Repeat the listing word for word. No pictures belong in the copy.

[Dataset items]
====================

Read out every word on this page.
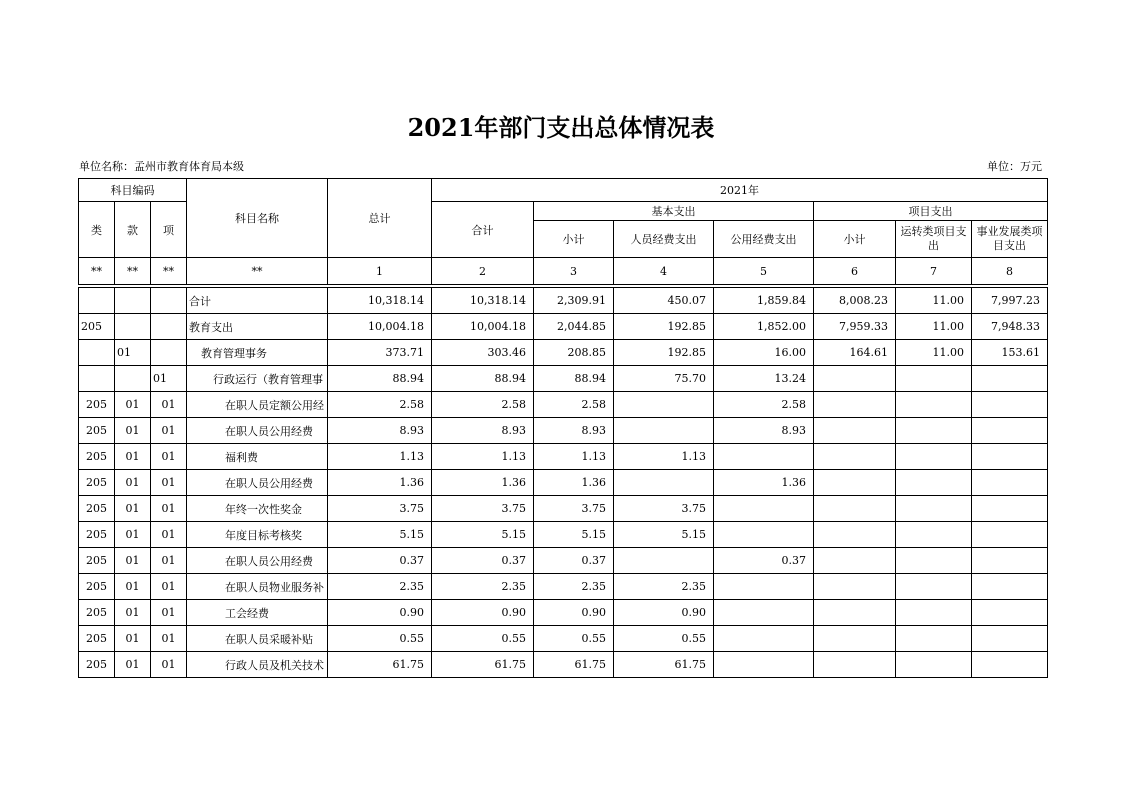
2021年部门支出总体情况表
单位名称：孟州市教育体育局本级	单位：万元
科目编码			科目名称	总计	2021年						
类	款	项			合计	基本支出			项目支出		
						小计	人员经费支出	公用经费支出	小计	运转类项目支出	事业发展类项目支出

**	**	**	**	1	2	3	4	5	6	7	8

			合计	10,318.14	10,318.14	2,309.91	450.07	1,859.84	8,008.23	11.00	7,997.23
205			教育支出	10,004.18	10,004.18	2,044.85	192.85	1,852.00	7,959.33	11.00	7,948.33
	01		教育管理事务	373.71	303.46	208.85	192.85	16.00	164.61	11.00	153.61
		01	行政运行（教育管理事	88.94	88.94	88.94	75.70	13.24			
205	01	01	在职人员定额公用经	2.58	2.58	2.58		2.58			
205	01	01	在职人员公用经费	8.93	8.93	8.93		8.93			
205	01	01	福利费	1.13	1.13	1.13	1.13				
205	01	01	在职人员公用经费	1.36	1.36	1.36		1.36			
205	01	01	年终一次性奖金	3.75	3.75	3.75	3.75				
205	01	01	年度目标考核奖	5.15	5.15	5.15	5.15				
205	01	01	在职人员公用经费	0.37	0.37	0.37		0.37			
205	01	01	在职人员物业服务补	2.35	2.35	2.35	2.35				
205	01	01	工会经费	0.90	0.90	0.90	0.90				
205	01	01	在职人员采暖补贴	0.55	0.55	0.55	0.55				
205	01	01	行政人员及机关技术	61.75	61.75	61.75	61.75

====================

### Final result
Read out every word on this page.
2021年部门支出总体情况表
单位名称：孟州市教育体育局本级	单位：万元
科目编码			科目名称	总计	2021年						
类	款	项			合计	基本支出			项目支出		
						小计	人员经费支出	公用经费支出	小计	运转类项目支出	事业发展类项目支出

**	**	**	**	1	2	3	4	5	6	7	8

			合计	10,318.14	10,318.14	2,309.91	450.07	1,859.84	8,008.23	11.00	7,997.23
205			教育支出	10,004.18	10,004.18	2,044.85	192.85	1,852.00	7,959.33	11.00	7,948.33
	01		教育管理事务	373.71	303.46	208.85	192.85	16.00	164.61	11.00	153.61
		01	行政运行（教育管理事	88.94	88.94	88.94	75.70	13.24			
205	01	01	在职人员定额公用经	2.58	2.58	2.58		2.58			
205	01	01	在职人员公用经费	8.93	8.93	8.93		8.93			
205	01	01	福利费	1.13	1.13	1.13	1.13				
205	01	01	在职人员公用经费	1.36	1.36	1.36		1.36			
205	01	01	年终一次性奖金	3.75	3.75	3.75	3.75				
205	01	01	年度目标考核奖	5.15	5.15	5.15	5.15				
205	01	01	在职人员公用经费	0.37	0.37	0.37		0.37			
205	01	01	在职人员物业服务补	2.35	2.35	2.35	2.35				
205	01	01	工会经费	0.90	0.90	0.90	0.90				
205	01	01	在职人员采暖补贴	0.55	0.55	0.55	0.55				
205	01	01	行政人员及机关技术	61.75	61.75	61.75	61.75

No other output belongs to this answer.